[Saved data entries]
▽
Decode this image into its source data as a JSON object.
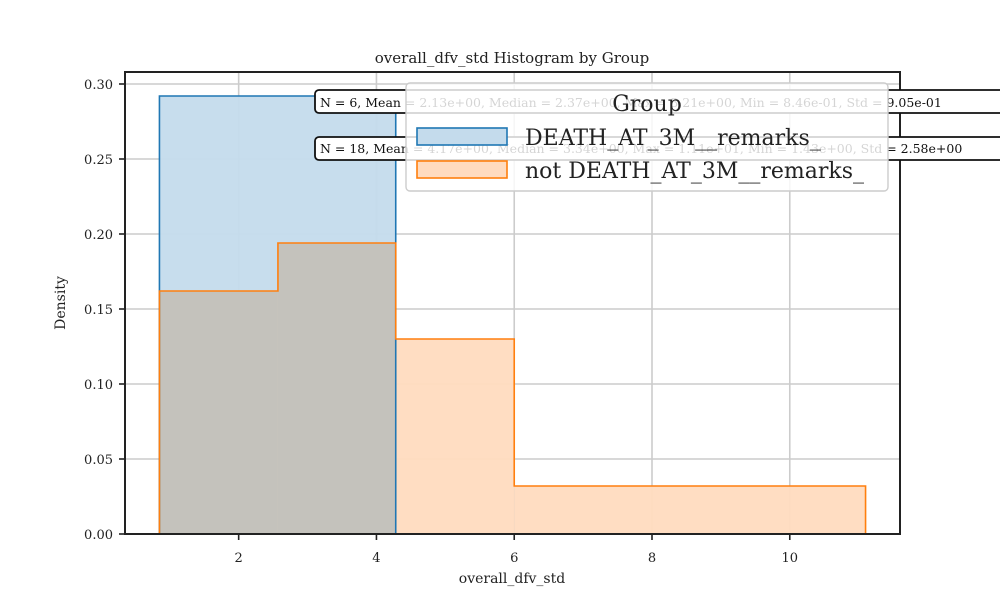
{
  "chart_data": {
    "type": "bar",
    "title": "overall_dfv_std Histogram by Group",
    "xlabel": "overall_dfv_std",
    "ylabel": "Density",
    "xlim": [
      0.35,
      11.6
    ],
    "ylim": [
      0,
      0.308
    ],
    "x_ticks": [
      2,
      4,
      6,
      8,
      10
    ],
    "y_ticks": [
      0.0,
      0.05,
      0.1,
      0.15,
      0.2,
      0.25,
      0.3
    ],
    "grid": true,
    "legend": {
      "title": "Group",
      "placement": "top-right",
      "entries": [
        "DEATH_AT_3M__remarks_",
        "not DEATH_AT_3M__remarks_"
      ]
    },
    "series": [
      {
        "name": "DEATH_AT_3M__remarks_",
        "color": "#1f77b4",
        "fill": "#c4dbec",
        "bins": [
          {
            "x0": 0.85,
            "x1": 4.28,
            "density": 0.292
          }
        ]
      },
      {
        "name": "not DEATH_AT_3M__remarks_",
        "color": "#ff7f0e",
        "fill": "#ffdbbf",
        "bins": [
          {
            "x0": 0.85,
            "x1": 2.57,
            "density": 0.162
          },
          {
            "x0": 2.57,
            "x1": 4.28,
            "density": 0.194
          },
          {
            "x0": 4.28,
            "x1": 6.0,
            "density": 0.13
          },
          {
            "x0": 6.0,
            "x1": 11.1,
            "density": 0.032
          }
        ]
      }
    ],
    "overlap_fill": "#c4c2bc",
    "annotations": [
      "N = 6, Mean = 2.13e+00, Median = 2.37e+00, Max = 3.21e+00, Min = 8.46e-01, Std = 9.05e-01",
      "N = 18, Mean = 4.17e+00, Median = 3.34e+00, Max = 1.11e+01, Min = 1.43e+00, Std = 2.58e+00"
    ]
  }
}
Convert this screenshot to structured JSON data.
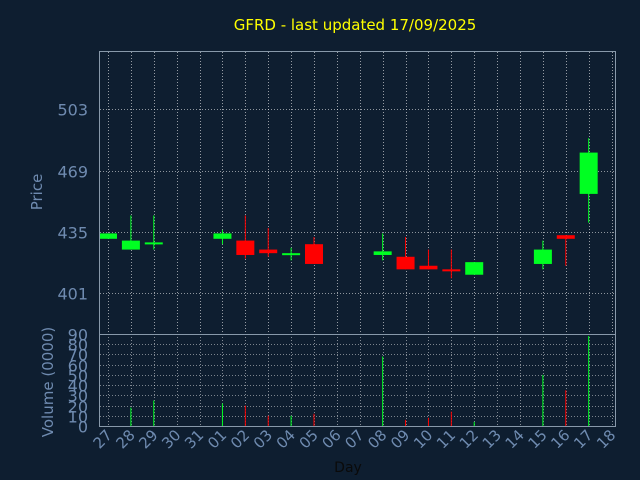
{
  "chart_data": [
    {
      "type": "candlestick",
      "title": "GFRD - last updated 17/09/2025",
      "ylabel": "Price",
      "xlabel": "",
      "ylim": [
        378,
        535
      ],
      "yticks": [
        401,
        435,
        469,
        503
      ],
      "grid": true,
      "categories": [
        "27",
        "28",
        "29",
        "30",
        "31",
        "01",
        "02",
        "03",
        "04",
        "05",
        "06",
        "07",
        "08",
        "09",
        "10",
        "11",
        "12",
        "13",
        "14",
        "15",
        "16",
        "17",
        "18"
      ],
      "candles": [
        {
          "day": "27",
          "open": 431,
          "close": 434,
          "high": 434,
          "low": 431
        },
        {
          "day": "28",
          "open": 425,
          "close": 430,
          "high": 444,
          "low": 425
        },
        {
          "day": "29",
          "open": 428,
          "close": 429,
          "high": 444,
          "low": 425
        },
        {
          "day": "01",
          "open": 431,
          "close": 434,
          "high": 436,
          "low": 428
        },
        {
          "day": "02",
          "open": 430,
          "close": 422,
          "high": 444,
          "low": 420
        },
        {
          "day": "03",
          "open": 425,
          "close": 423,
          "high": 437,
          "low": 421
        },
        {
          "day": "04",
          "open": 422,
          "close": 423,
          "high": 426,
          "low": 419
        },
        {
          "day": "05",
          "open": 428,
          "close": 417,
          "high": 432,
          "low": 417
        },
        {
          "day": "08",
          "open": 422,
          "close": 424,
          "high": 434,
          "low": 419
        },
        {
          "day": "09",
          "open": 421,
          "close": 414,
          "high": 432,
          "low": 414
        },
        {
          "day": "10",
          "open": 416,
          "close": 414,
          "high": 425,
          "low": 414
        },
        {
          "day": "11",
          "open": 414,
          "close": 413,
          "high": 425,
          "low": 409
        },
        {
          "day": "12",
          "open": 411,
          "close": 418,
          "high": 418,
          "low": 411
        },
        {
          "day": "15",
          "open": 417,
          "close": 425,
          "high": 430,
          "low": 414
        },
        {
          "day": "16",
          "open": 433,
          "close": 431,
          "high": 433,
          "low": 416
        },
        {
          "day": "17",
          "open": 456,
          "close": 479,
          "high": 487,
          "low": 440
        }
      ]
    },
    {
      "type": "bar",
      "ylabel": "Volume (0000)",
      "xlabel": "Day",
      "ylim": [
        0,
        90
      ],
      "yticks": [
        0,
        10,
        20,
        30,
        40,
        50,
        60,
        70,
        80,
        90
      ],
      "grid": true,
      "categories": [
        "27",
        "28",
        "29",
        "30",
        "31",
        "01",
        "02",
        "03",
        "04",
        "05",
        "06",
        "07",
        "08",
        "09",
        "10",
        "11",
        "12",
        "13",
        "14",
        "15",
        "16",
        "17",
        "18"
      ],
      "bars": [
        {
          "day": "27",
          "value": 0,
          "direction": "down"
        },
        {
          "day": "28",
          "value": 18,
          "direction": "up"
        },
        {
          "day": "29",
          "value": 25,
          "direction": "up"
        },
        {
          "day": "01",
          "value": 22,
          "direction": "up"
        },
        {
          "day": "02",
          "value": 20,
          "direction": "down"
        },
        {
          "day": "03",
          "value": 10,
          "direction": "down"
        },
        {
          "day": "04",
          "value": 10,
          "direction": "up"
        },
        {
          "day": "05",
          "value": 12,
          "direction": "down"
        },
        {
          "day": "08",
          "value": 68,
          "direction": "up"
        },
        {
          "day": "09",
          "value": 6,
          "direction": "down"
        },
        {
          "day": "10",
          "value": 8,
          "direction": "down"
        },
        {
          "day": "11",
          "value": 14,
          "direction": "down"
        },
        {
          "day": "12",
          "value": 4,
          "direction": "up"
        },
        {
          "day": "15",
          "value": 50,
          "direction": "up"
        },
        {
          "day": "16",
          "value": 35,
          "direction": "down"
        },
        {
          "day": "17",
          "value": 88,
          "direction": "up"
        }
      ]
    }
  ],
  "colors": {
    "background": "#0e1e30",
    "axis_text": "#6f8bb0",
    "title": "#ffff00",
    "xlabel": "#0a0a0a",
    "up": "#00ff22",
    "down": "#ff0000",
    "frame": "#8899aa",
    "grid": "#ffffff"
  }
}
△
* [WHAT YOU SHOULD DO]:
How many lines of the data contain the word "name"? Answer with the number alone.

* [EXERCISE RESULT]:
2